---------- Records for processing

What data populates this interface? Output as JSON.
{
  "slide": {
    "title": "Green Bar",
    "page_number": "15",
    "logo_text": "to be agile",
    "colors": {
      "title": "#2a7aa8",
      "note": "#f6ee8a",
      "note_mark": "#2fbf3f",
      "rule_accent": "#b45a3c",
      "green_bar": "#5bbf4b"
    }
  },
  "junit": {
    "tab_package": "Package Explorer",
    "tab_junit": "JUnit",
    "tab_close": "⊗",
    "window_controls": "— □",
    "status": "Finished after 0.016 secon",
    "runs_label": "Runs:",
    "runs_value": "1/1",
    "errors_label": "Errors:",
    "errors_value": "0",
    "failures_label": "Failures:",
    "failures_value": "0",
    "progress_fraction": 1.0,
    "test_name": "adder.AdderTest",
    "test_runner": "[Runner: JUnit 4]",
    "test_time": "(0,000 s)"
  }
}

--------------------

Write out every record shown above, word for word.

What data populates this interface? Output as JSON.
{
  "slide": {
    "title": "Green Bar",
    "page_number": "15",
    "logo_text": "to be agile",
    "colors": {
      "title": "#2a7aa8",
      "note": "#f6ee8a",
      "note_mark": "#2fbf3f",
      "rule_accent": "#b45a3c",
      "green_bar": "#5bbf4b"
    }
  },
  "junit": {
    "tab_package": "Package Explorer",
    "tab_junit": "JUnit",
    "tab_close": "⊗",
    "window_controls": "— □",
    "status": "Finished after 0.016 secon",
    "runs_label": "Runs:",
    "runs_value": "1/1",
    "errors_label": "Errors:",
    "errors_value": "0",
    "failures_label": "Failures:",
    "failures_value": "0",
    "progress_fraction": 1.0,
    "test_name": "adder.AdderTest",
    "test_runner": "[Runner: JUnit 4]",
    "test_time": "(0,000 s)"
  }
}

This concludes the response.